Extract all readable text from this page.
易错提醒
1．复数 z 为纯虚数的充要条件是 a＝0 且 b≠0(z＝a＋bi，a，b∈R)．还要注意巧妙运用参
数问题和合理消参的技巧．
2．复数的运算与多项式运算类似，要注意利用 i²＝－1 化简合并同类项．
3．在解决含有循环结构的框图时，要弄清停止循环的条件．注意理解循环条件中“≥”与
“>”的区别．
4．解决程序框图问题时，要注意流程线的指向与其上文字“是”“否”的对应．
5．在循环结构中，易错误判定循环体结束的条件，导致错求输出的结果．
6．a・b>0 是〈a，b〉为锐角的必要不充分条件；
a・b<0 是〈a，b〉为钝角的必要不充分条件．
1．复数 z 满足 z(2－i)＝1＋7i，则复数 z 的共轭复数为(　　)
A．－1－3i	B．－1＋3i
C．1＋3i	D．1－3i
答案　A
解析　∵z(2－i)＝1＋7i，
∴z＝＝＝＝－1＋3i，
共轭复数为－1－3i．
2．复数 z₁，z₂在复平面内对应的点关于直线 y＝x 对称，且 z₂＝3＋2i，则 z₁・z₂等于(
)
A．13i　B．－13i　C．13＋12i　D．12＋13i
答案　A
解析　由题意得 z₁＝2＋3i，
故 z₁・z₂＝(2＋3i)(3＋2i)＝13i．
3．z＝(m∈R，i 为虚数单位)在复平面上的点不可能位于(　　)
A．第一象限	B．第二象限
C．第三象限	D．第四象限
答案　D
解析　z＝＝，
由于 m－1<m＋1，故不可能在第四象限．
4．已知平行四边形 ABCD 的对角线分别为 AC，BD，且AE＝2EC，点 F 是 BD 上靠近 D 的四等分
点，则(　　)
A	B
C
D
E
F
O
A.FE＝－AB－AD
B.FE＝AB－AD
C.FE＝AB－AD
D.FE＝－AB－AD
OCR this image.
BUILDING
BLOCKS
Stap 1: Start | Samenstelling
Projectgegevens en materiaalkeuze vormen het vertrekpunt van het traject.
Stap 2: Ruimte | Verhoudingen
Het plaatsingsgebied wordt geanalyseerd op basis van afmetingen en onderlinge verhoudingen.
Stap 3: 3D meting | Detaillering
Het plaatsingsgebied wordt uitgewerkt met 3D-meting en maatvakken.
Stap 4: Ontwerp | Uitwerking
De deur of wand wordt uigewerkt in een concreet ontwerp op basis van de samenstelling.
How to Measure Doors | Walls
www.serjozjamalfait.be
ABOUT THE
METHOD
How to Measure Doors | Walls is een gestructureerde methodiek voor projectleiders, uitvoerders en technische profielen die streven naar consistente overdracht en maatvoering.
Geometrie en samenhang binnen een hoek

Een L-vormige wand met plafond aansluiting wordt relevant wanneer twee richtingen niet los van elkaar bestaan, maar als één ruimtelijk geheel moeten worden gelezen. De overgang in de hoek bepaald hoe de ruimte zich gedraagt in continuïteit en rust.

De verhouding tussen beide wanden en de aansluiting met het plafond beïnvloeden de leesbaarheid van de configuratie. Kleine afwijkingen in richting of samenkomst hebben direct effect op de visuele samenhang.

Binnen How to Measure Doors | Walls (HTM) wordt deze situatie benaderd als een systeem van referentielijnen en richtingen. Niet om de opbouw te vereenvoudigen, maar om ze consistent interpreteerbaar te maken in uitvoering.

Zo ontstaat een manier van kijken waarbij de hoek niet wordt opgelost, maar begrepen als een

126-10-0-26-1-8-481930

◆ **REQUIRED TASK**: Look for lines containing the string "Stap" and copy them all.

◆ **TASK OUTPUT**:
Stap 1: Start | Samenstelling
Stap 2: Ruimte | Verhoudingen
Stap 3: 3D meting | Detaillering
Stap 4: Ontwerp | Uitwerking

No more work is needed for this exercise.